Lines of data
###
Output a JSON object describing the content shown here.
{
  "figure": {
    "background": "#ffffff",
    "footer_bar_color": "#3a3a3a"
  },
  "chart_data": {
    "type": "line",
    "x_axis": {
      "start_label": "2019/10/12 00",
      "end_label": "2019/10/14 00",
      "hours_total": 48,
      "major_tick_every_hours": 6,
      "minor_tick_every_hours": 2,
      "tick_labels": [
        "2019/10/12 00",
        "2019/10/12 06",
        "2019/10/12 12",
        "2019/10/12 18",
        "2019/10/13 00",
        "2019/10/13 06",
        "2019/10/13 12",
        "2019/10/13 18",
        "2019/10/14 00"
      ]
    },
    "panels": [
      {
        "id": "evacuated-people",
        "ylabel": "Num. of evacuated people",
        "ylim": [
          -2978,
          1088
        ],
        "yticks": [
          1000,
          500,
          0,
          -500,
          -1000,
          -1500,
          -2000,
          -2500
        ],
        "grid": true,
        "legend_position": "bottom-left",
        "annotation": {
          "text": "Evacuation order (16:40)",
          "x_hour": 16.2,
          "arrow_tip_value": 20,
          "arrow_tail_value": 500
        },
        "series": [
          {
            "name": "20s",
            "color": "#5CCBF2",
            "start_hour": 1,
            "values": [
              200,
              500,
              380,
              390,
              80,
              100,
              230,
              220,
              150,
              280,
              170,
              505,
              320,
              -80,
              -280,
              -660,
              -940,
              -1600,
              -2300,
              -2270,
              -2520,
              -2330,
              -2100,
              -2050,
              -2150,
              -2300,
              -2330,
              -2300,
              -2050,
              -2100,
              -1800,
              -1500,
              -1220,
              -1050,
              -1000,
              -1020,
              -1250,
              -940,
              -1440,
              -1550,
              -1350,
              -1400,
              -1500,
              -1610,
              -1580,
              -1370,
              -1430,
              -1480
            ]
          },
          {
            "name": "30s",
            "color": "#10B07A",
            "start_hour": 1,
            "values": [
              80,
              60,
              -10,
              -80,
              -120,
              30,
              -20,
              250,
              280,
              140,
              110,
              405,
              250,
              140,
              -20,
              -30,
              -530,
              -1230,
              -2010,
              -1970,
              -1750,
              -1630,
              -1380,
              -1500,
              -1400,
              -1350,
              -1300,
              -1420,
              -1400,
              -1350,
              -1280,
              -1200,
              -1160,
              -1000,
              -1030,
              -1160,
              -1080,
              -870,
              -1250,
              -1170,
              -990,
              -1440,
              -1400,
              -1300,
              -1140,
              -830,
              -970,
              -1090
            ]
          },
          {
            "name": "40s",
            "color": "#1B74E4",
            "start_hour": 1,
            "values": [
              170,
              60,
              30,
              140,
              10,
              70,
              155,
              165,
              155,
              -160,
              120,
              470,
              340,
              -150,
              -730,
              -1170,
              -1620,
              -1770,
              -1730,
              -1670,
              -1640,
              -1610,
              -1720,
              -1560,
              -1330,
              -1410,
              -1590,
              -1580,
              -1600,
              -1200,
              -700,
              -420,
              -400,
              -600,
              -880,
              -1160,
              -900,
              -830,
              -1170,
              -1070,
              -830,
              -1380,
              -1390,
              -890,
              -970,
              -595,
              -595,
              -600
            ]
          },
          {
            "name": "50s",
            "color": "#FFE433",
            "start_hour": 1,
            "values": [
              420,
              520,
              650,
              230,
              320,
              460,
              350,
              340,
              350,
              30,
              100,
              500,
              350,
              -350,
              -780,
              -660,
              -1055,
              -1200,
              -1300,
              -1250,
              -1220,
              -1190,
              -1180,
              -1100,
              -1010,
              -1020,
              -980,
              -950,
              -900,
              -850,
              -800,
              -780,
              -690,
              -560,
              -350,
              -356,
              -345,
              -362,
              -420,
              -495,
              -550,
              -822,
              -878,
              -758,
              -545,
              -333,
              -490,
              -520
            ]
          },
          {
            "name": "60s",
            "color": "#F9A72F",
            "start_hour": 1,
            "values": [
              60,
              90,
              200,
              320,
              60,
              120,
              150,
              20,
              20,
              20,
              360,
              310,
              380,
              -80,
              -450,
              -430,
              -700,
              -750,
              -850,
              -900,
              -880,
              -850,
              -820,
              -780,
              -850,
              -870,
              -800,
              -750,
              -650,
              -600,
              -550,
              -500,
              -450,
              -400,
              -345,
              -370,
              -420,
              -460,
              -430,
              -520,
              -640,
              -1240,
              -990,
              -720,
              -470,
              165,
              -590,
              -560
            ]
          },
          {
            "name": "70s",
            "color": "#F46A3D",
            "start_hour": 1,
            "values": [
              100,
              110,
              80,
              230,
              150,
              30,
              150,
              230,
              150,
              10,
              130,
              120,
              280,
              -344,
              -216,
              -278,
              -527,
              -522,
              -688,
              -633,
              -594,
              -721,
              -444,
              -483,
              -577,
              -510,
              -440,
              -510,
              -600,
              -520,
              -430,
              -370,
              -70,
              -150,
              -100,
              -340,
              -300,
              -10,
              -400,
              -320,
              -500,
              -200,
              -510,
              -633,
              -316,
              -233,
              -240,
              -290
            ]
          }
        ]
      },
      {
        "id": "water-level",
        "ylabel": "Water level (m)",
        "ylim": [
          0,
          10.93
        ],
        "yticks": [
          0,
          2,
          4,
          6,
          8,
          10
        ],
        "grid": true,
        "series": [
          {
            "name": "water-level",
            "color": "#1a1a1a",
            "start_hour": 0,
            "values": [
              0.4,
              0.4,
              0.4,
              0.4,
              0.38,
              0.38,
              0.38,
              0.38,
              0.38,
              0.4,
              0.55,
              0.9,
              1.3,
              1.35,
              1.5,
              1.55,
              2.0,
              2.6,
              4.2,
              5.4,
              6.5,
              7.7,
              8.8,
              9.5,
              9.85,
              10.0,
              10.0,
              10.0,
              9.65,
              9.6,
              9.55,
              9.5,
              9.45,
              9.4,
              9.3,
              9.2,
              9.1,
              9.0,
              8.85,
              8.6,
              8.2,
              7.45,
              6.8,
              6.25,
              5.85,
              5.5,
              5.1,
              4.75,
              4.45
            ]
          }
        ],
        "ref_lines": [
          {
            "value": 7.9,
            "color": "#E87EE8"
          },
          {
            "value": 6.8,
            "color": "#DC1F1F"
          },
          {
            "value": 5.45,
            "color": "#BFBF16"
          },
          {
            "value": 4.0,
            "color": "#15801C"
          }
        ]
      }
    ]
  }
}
###
[Task objective] Find how many lines hold the string "evacuated", and state that number alone.

[Exercise output] 2